GIVEN RECORDS:
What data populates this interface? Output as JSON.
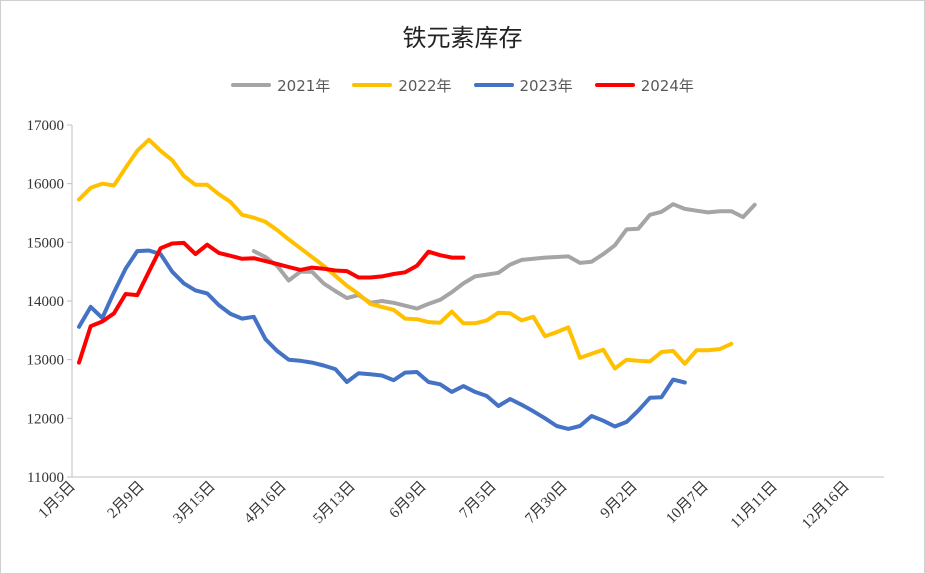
{
  "chart_data": {
    "type": "line",
    "title": "铁元素库存",
    "xlabel": "",
    "ylabel": "",
    "ylim": [
      11000,
      17000
    ],
    "yticks": [
      11000,
      12000,
      13000,
      14000,
      15000,
      16000,
      17000
    ],
    "grid": false,
    "legend_position": "top",
    "x_tick_labels": [
      "1月5日",
      "2月9日",
      "3月15日",
      "4月16日",
      "5月13日",
      "6月9日",
      "7月5日",
      "7月30日",
      "9月2日",
      "10月7日",
      "11月11日",
      "12月16日"
    ],
    "series": [
      {
        "name": "2021年",
        "color": "#a5a5a5",
        "start_index": 15,
        "values": [
          14850,
          14750,
          14600,
          14350,
          14500,
          14500,
          14300,
          14170,
          14050,
          14100,
          13970,
          14000,
          13970,
          13920,
          13870,
          13950,
          14020,
          14150,
          14300,
          14420,
          14450,
          14480,
          14620,
          14700,
          14720,
          14740,
          14750,
          14760,
          14650,
          14670,
          14800,
          14950,
          15220,
          15230,
          15470,
          15520,
          15650,
          15570,
          15540,
          15510,
          15530,
          15530,
          15430,
          15640
        ]
      },
      {
        "name": "2022年",
        "color": "#ffc000",
        "start_index": 0,
        "values": [
          15730,
          15930,
          16000,
          15970,
          16270,
          16560,
          16750,
          16560,
          16400,
          16130,
          15980,
          15980,
          15820,
          15690,
          15470,
          15420,
          15350,
          15210,
          15050,
          14900,
          14750,
          14600,
          14430,
          14260,
          14120,
          13950,
          13900,
          13850,
          13700,
          13690,
          13640,
          13630,
          13820,
          13620,
          13620,
          13670,
          13800,
          13790,
          13670,
          13730,
          13400,
          13470,
          13550,
          13030,
          13100,
          13170,
          12850,
          13000,
          12980,
          12970,
          13130,
          13150,
          12930,
          13160,
          13160,
          13180,
          13270
        ]
      },
      {
        "name": "2023年",
        "color": "#4472c4",
        "start_index": 0,
        "values": [
          13560,
          13900,
          13710,
          14150,
          14550,
          14850,
          14860,
          14800,
          14500,
          14300,
          14180,
          14130,
          13930,
          13780,
          13700,
          13730,
          13350,
          13150,
          13000,
          12980,
          12950,
          12900,
          12840,
          12620,
          12770,
          12750,
          12730,
          12650,
          12780,
          12790,
          12620,
          12580,
          12450,
          12550,
          12450,
          12380,
          12210,
          12330,
          12230,
          12120,
          12000,
          11870,
          11820,
          11870,
          12040,
          11960,
          11860,
          11940,
          12130,
          12350,
          12360,
          12660,
          12610
        ]
      },
      {
        "name": "2024年",
        "color": "#ff0000",
        "start_index": 0,
        "values": [
          12950,
          13570,
          13650,
          13790,
          14120,
          14100,
          14500,
          14900,
          14980,
          14990,
          14800,
          14960,
          14820,
          14770,
          14720,
          14730,
          14680,
          14630,
          14580,
          14530,
          14570,
          14550,
          14520,
          14510,
          14400,
          14400,
          14420,
          14460,
          14490,
          14600,
          14840,
          14780,
          14740,
          14740
        ]
      }
    ]
  }
}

AIM:
Only the number is required: the count of lines containing the word "color".

SOLVED PROBLEM:
4